### OBJECTIVE
Images embedded in the records are excluded; print everything else exactly as given.

··· SUPPLIED DATA ···

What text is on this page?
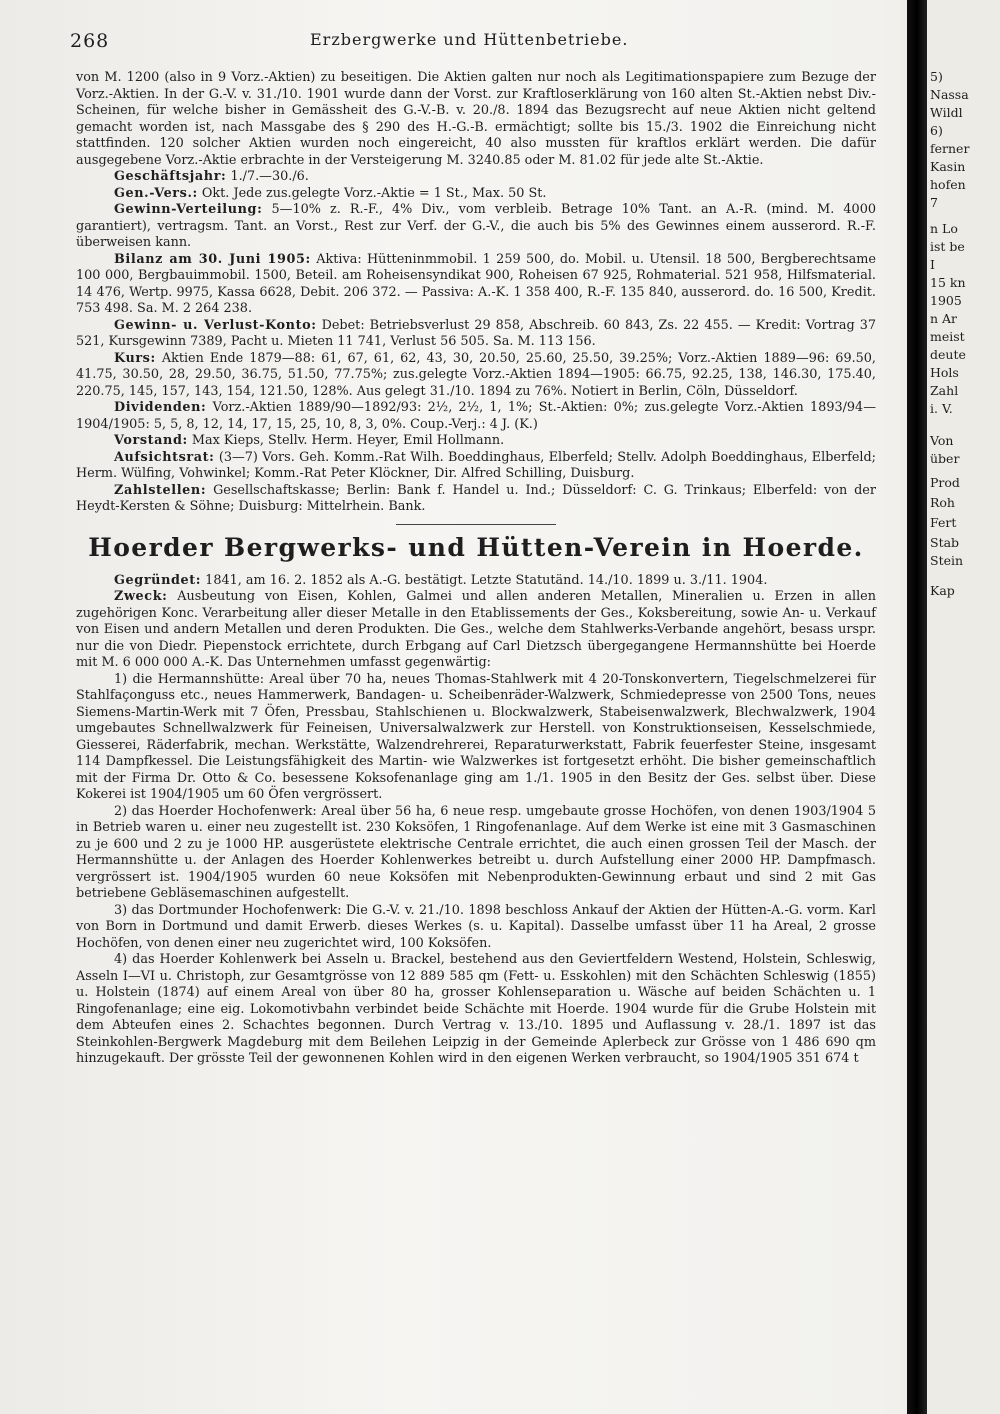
268	Erzbergwerke und Hüttenbetriebe.

von M. 1200 (also in 9 Vorz.-Aktien) zu beseitigen. Die Aktien galten nur noch als Legitimationspapiere zum Bezuge der Vorz.-Aktien. In der G.-V. v. 31./10. 1901 wurde dann der Vorst. zur Kraftloserklärung von 160 alten St.-Aktien nebst Div.-Scheinen, für welche bisher in Gemässheit des G.-V.-B. v. 20./8. 1894 das Bezugsrecht auf neue Aktien nicht geltend gemacht worden ist, nach Massgabe des § 290 des H.-G.-B. ermächtigt; sollte bis 15./3. 1902 die Einreichung nicht stattfinden. 120 solcher Aktien wurden noch eingereicht, 40 also mussten für kraftlos erklärt werden. Die dafür ausgegebene Vorz.-Aktie erbrachte in der Versteigerung M. 3240.85 oder M. 81.02 für jede alte St.-Aktie.

Geschäftsjahr: 1./7.—30./6.

Gen.-Vers.: Okt. Jede zus.gelegte Vorz.-Aktie = 1 St., Max. 50 St.

Gewinn-Verteilung: 5—10% z. R.-F., 4% Div., vom verbleib. Betrage 10% Tant. an A.-R. (mind. M. 4000 garantiert), vertragsm. Tant. an Vorst., Rest zur Verf. der G.-V., die auch bis 5% des Gewinnes einem ausserord. R.-F. überweisen kann.

Bilanz am 30. Juni 1905: Aktiva: Hütteninmmobil. 1 259 500, do. Mobil. u. Utensil. 18 500, Bergberechtsame 100 000, Bergbauimmobil. 1500, Beteil. am Roheisensyndikat 900, Roheisen 67 925, Rohmaterial. 521 958, Hilfsmaterial. 14 476, Wertp. 9975, Kassa 6628, Debit. 206 372. — Passiva: A.-K. 1 358 400, R.-F. 135 840, ausserord. do. 16 500, Kredit. 753 498. Sa. M. 2 264 238.

Gewinn- u. Verlust-Konto: Debet: Betriebsverlust 29 858, Abschreib. 60 843, Zs. 22 455. — Kredit: Vortrag 37 521, Kursgewinn 7389, Pacht u. Mieten 11 741, Verlust 56 505. Sa. M. 113 156.

Kurs: Aktien Ende 1879—88: 61, 67, 61, 62, 43, 30, 20.50, 25.60, 25.50, 39.25%; Vorz.-Aktien 1889—96: 69.50, 41.75, 30.50, 28, 29.50, 36.75, 51.50, 77.75%; zus.gelegte Vorz.-Aktien 1894—1905: 66.75, 92.25, 138, 146.30, 175.40, 220.75, 145, 157, 143, 154, 121.50, 128%. Aus gelegt 31./10. 1894 zu 76%. Notiert in Berlin, Cöln, Düsseldorf.

Dividenden: Vorz.-Aktien 1889/90—1892/93: 2½, 2½, 1, 1%; St.-Aktien: 0%; zus.gelegte Vorz.-Aktien 1893/94—1904/1905: 5, 5, 8, 12, 14, 17, 15, 25, 10, 8, 3, 0%. Coup.-Verj.: 4 J. (K.)

Vorstand: Max Kieps, Stellv. Herm. Heyer, Emil Hollmann.

Aufsichtsrat: (3—7) Vors. Geh. Komm.-Rat Wilh. Boeddinghaus, Elberfeld; Stellv. Adolph Boeddinghaus, Elberfeld; Herm. Wülfing, Vohwinkel; Komm.-Rat Peter Klöckner, Dir. Alfred Schilling, Duisburg.

Zahlstellen: Gesellschaftskasse; Berlin: Bank f. Handel u. Ind.; Düsseldorf: C. G. Trinkaus; Elberfeld: von der Heydt-Kersten & Söhne; Duisburg: Mittelrhein. Bank.

Hoerder Bergwerks- und Hütten-Verein in Hoerde.

Gegründet: 1841, am 16. 2. 1852 als A.-G. bestätigt. Letzte Statutänd. 14./10. 1899 u. 3./11. 1904.

Zweck: Ausbeutung von Eisen, Kohlen, Galmei und allen anderen Metallen, Mineralien u. Erzen in allen zugehörigen Konc. Verarbeitung aller dieser Metalle in den Etablissements der Ges., Koksbereitung, sowie An- u. Verkauf von Eisen und andern Metallen und deren Produkten. Die Ges., welche dem Stahlwerks-Verbande angehört, besass urspr. nur die von Diedr. Piepenstock errichtete, durch Erbgang auf Carl Dietzsch übergegangene Hermannshütte bei Hoerde mit M. 6 000 000 A.-K. Das Unternehmen umfasst gegenwärtig:

1) die Hermannshütte: Areal über 70 ha, neues Thomas-Stahlwerk mit 4 20-Tonskonvertern, Tiegelschmelzerei für Stahlfaçonguss etc., neues Hammerwerk, Bandagen- u. Scheibenräder-Walzwerk, Schmiedepresse von 2500 Tons, neues Siemens-Martin-Werk mit 7 Öfen, Pressbau, Stahlschienen u. Blockwalzwerk, Stabeisenwalzwerk, Blechwalzwerk, 1904 umgebautes Schnellwalzwerk für Feineisen, Universalwalzwerk zur Herstell. von Konstruktionseisen, Kesselschmiede, Giesserei, Räderfabrik, mechan. Werkstätte, Walzendrehrerei, Reparaturwerkstatt, Fabrik feuerfester Steine, insgesamt 114 Dampfkessel. Die Leistungsfähigkeit des Martin- wie Walzwerkes ist fortgesetzt erhöht. Die bisher gemeinschaftlich mit der Firma Dr. Otto & Co. besessene Koksofenanlage ging am 1./1. 1905 in den Besitz der Ges. selbst über. Diese Kokerei ist 1904/1905 um 60 Öfen vergrössert.

2) das Hoerder Hochofenwerk: Areal über 56 ha, 6 neue resp. umgebaute grosse Hochöfen, von denen 1903/1904 5 in Betrieb waren u. einer neu zugestellt ist. 230 Koksöfen, 1 Ringofenanlage. Auf dem Werke ist eine mit 3 Gasmaschinen zu je 600 und 2 zu je 1000 HP. ausgerüstete elektrische Centrale errichtet, die auch einen grossen Teil der Masch. der Hermannshütte u. der Anlagen des Hoerder Kohlenwerkes betreibt u. durch Aufstellung einer 2000 HP. Dampfmasch. vergrössert ist. 1904/1905 wurden 60 neue Koksöfen mit Nebenprodukten-Gewinnung erbaut und sind 2 mit Gas betriebene Gebläsemaschinen aufgestellt.

3) das Dortmunder Hochofenwerk: Die G.-V. v. 21./10. 1898 beschloss Ankauf der Aktien der Hütten-A.-G. vorm. Karl von Born in Dortmund und damit Erwerb. dieses Werkes (s. u. Kapital). Dasselbe umfasst über 11 ha Areal, 2 grosse Hochöfen, von denen einer neu zugerichtet wird, 100 Koksöfen.

4) das Hoerder Kohlenwerk bei Asseln u. Brackel, bestehend aus den Geviertfeldern Westend, Holstein, Schleswig, Asseln I—VI u. Christoph, zur Gesamtgrösse von 12 889 585 qm (Fett- u. Esskohlen) mit den Schächten Schleswig (1855) u. Holstein (1874) auf einem Areal von über 80 ha, grosser Kohlenseparation u. Wäsche auf beiden Schächten u. 1 Ringofenanlage; eine eig. Lokomotivbahn verbindet beide Schächte mit Hoerde. 1904 wurde für die Grube Holstein mit dem Abteufen eines 2. Schachtes begonnen. Durch Vertrag v. 13./10. 1895 und Auflassung v. 28./1. 1897 ist das Steinkohlen-Bergwerk Magdeburg mit dem Beilehen Leipzig in der Gemeinde Aplerbeck zur Grösse von 1 486 690 qm hinzugekauft. Der grösste Teil der gewonnenen Kohlen wird in den eigenen Werken verbraucht, so 1904/1905 351 674 t

5)
Nassa
Wildl
6)
ferner
Kasin
hofen
7
n Lo
ist be
I
15 kn
1905
n Ar
meist
deute
Hols
Zahl
i. V.
Von
über
Prod
Roh
Fert
Stab
Stein
Kap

···

### RESULT FOR THIS TASK
What text is on this page?
268	Erzbergwerke und Hüttenbetriebe.

von M. 1200 (also in 9 Vorz.-Aktien) zu beseitigen. Die Aktien galten nur noch als Legitimationspapiere zum Bezuge der Vorz.-Aktien. In der G.-V. v. 31./10. 1901 wurde dann der Vorst. zur Kraftloserklärung von 160 alten St.-Aktien nebst Div.-Scheinen, für welche bisher in Gemässheit des G.-V.-B. v. 20./8. 1894 das Bezugsrecht auf neue Aktien nicht geltend gemacht worden ist, nach Massgabe des § 290 des H.-G.-B. ermächtigt; sollte bis 15./3. 1902 die Einreichung nicht stattfinden. 120 solcher Aktien wurden noch eingereicht, 40 also mussten für kraftlos erklärt werden. Die dafür ausgegebene Vorz.-Aktie erbrachte in der Versteigerung M. 3240.85 oder M. 81.02 für jede alte St.-Aktie.

Geschäftsjahr: 1./7.—30./6.

Gen.-Vers.: Okt. Jede zus.gelegte Vorz.-Aktie = 1 St., Max. 50 St.

Gewinn-Verteilung: 5—10% z. R.-F., 4% Div., vom verbleib. Betrage 10% Tant. an A.-R. (mind. M. 4000 garantiert), vertragsm. Tant. an Vorst., Rest zur Verf. der G.-V., die auch bis 5% des Gewinnes einem ausserord. R.-F. überweisen kann.

Bilanz am 30. Juni 1905: Aktiva: Hütteninmmobil. 1 259 500, do. Mobil. u. Utensil. 18 500, Bergberechtsame 100 000, Bergbauimmobil. 1500, Beteil. am Roheisensyndikat 900, Roheisen 67 925, Rohmaterial. 521 958, Hilfsmaterial. 14 476, Wertp. 9975, Kassa 6628, Debit. 206 372. — Passiva: A.-K. 1 358 400, R.-F. 135 840, ausserord. do. 16 500, Kredit. 753 498. Sa. M. 2 264 238.

Gewinn- u. Verlust-Konto: Debet: Betriebsverlust 29 858, Abschreib. 60 843, Zs. 22 455. — Kredit: Vortrag 37 521, Kursgewinn 7389, Pacht u. Mieten 11 741, Verlust 56 505. Sa. M. 113 156.

Kurs: Aktien Ende 1879—88: 61, 67, 61, 62, 43, 30, 20.50, 25.60, 25.50, 39.25%; Vorz.-Aktien 1889—96: 69.50, 41.75, 30.50, 28, 29.50, 36.75, 51.50, 77.75%; zus.gelegte Vorz.-Aktien 1894—1905: 66.75, 92.25, 138, 146.30, 175.40, 220.75, 145, 157, 143, 154, 121.50, 128%. Aus gelegt 31./10. 1894 zu 76%. Notiert in Berlin, Cöln, Düsseldorf.

Dividenden: Vorz.-Aktien 1889/90—1892/93: 2½, 2½, 1, 1%; St.-Aktien: 0%; zus.gelegte Vorz.-Aktien 1893/94—1904/1905: 5, 5, 8, 12, 14, 17, 15, 25, 10, 8, 3, 0%. Coup.-Verj.: 4 J. (K.)

Vorstand: Max Kieps, Stellv. Herm. Heyer, Emil Hollmann.

Aufsichtsrat: (3—7) Vors. Geh. Komm.-Rat Wilh. Boeddinghaus, Elberfeld; Stellv. Adolph Boeddinghaus, Elberfeld; Herm. Wülfing, Vohwinkel; Komm.-Rat Peter Klöckner, Dir. Alfred Schilling, Duisburg.

Zahlstellen: Gesellschaftskasse; Berlin: Bank f. Handel u. Ind.; Düsseldorf: C. G. Trinkaus; Elberfeld: von der Heydt-Kersten & Söhne; Duisburg: Mittelrhein. Bank.

Hoerder Bergwerks- und Hütten-Verein in Hoerde.

Gegründet: 1841, am 16. 2. 1852 als A.-G. bestätigt. Letzte Statutänd. 14./10. 1899 u. 3./11. 1904.

Zweck: Ausbeutung von Eisen, Kohlen, Galmei und allen anderen Metallen, Mineralien u. Erzen in allen zugehörigen Konc. Verarbeitung aller dieser Metalle in den Etablissements der Ges., Koksbereitung, sowie An- u. Verkauf von Eisen und andern Metallen und deren Produkten. Die Ges., welche dem Stahlwerks-Verbande angehört, besass urspr. nur die von Diedr. Piepenstock errichtete, durch Erbgang auf Carl Dietzsch übergegangene Hermannshütte bei Hoerde mit M. 6 000 000 A.-K. Das Unternehmen umfasst gegenwärtig:

1) die Hermannshütte: Areal über 70 ha, neues Thomas-Stahlwerk mit 4 20-Tonskonvertern, Tiegelschmelzerei für Stahlfaçonguss etc., neues Hammerwerk, Bandagen- u. Scheibenräder-Walzwerk, Schmiedepresse von 2500 Tons, neues Siemens-Martin-Werk mit 7 Öfen, Pressbau, Stahlschienen u. Blockwalzwerk, Stabeisenwalzwerk, Blechwalzwerk, 1904 umgebautes Schnellwalzwerk für Feineisen, Universalwalzwerk zur Herstell. von Konstruktionseisen, Kesselschmiede, Giesserei, Räderfabrik, mechan. Werkstätte, Walzendrehrerei, Reparaturwerkstatt, Fabrik feuerfester Steine, insgesamt 114 Dampfkessel. Die Leistungsfähigkeit des Martin- wie Walzwerkes ist fortgesetzt erhöht. Die bisher gemeinschaftlich mit der Firma Dr. Otto & Co. besessene Koksofenanlage ging am 1./1. 1905 in den Besitz der Ges. selbst über. Diese Kokerei ist 1904/1905 um 60 Öfen vergrössert.

2) das Hoerder Hochofenwerk: Areal über 56 ha, 6 neue resp. umgebaute grosse Hochöfen, von denen 1903/1904 5 in Betrieb waren u. einer neu zugestellt ist. 230 Koksöfen, 1 Ringofenanlage. Auf dem Werke ist eine mit 3 Gasmaschinen zu je 600 und 2 zu je 1000 HP. ausgerüstete elektrische Centrale errichtet, die auch einen grossen Teil der Masch. der Hermannshütte u. der Anlagen des Hoerder Kohlenwerkes betreibt u. durch Aufstellung einer 2000 HP. Dampfmasch. vergrössert ist. 1904/1905 wurden 60 neue Koksöfen mit Nebenprodukten-Gewinnung erbaut und sind 2 mit Gas betriebene Gebläsemaschinen aufgestellt.

3) das Dortmunder Hochofenwerk: Die G.-V. v. 21./10. 1898 beschloss Ankauf der Aktien der Hütten-A.-G. vorm. Karl von Born in Dortmund und damit Erwerb. dieses Werkes (s. u. Kapital). Dasselbe umfasst über 11 ha Areal, 2 grosse Hochöfen, von denen einer neu zugerichtet wird, 100 Koksöfen.

4) das Hoerder Kohlenwerk bei Asseln u. Brackel, bestehend aus den Geviertfeldern Westend, Holstein, Schleswig, Asseln I—VI u. Christoph, zur Gesamtgrösse von 12 889 585 qm (Fett- u. Esskohlen) mit den Schächten Schleswig (1855) u. Holstein (1874) auf einem Areal von über 80 ha, grosser Kohlenseparation u. Wäsche auf beiden Schächten u. 1 Ringofenanlage; eine eig. Lokomotivbahn verbindet beide Schächte mit Hoerde. 1904 wurde für die Grube Holstein mit dem Abteufen eines 2. Schachtes begonnen. Durch Vertrag v. 13./10. 1895 und Auflassung v. 28./1. 1897 ist das Steinkohlen-Bergwerk Magdeburg mit dem Beilehen Leipzig in der Gemeinde Aplerbeck zur Grösse von 1 486 690 qm hinzugekauft. Der grösste Teil der gewonnenen Kohlen wird in den eigenen Werken verbraucht, so 1904/1905 351 674 t

5)
Nassa
Wildl
6)
ferner
Kasin
hofen
7
n Lo
ist be
I
15 kn
1905
n Ar
meist
deute
Hols
Zahl
i. V.
Von
über
Prod
Roh
Fert
Stab
Stein
Kap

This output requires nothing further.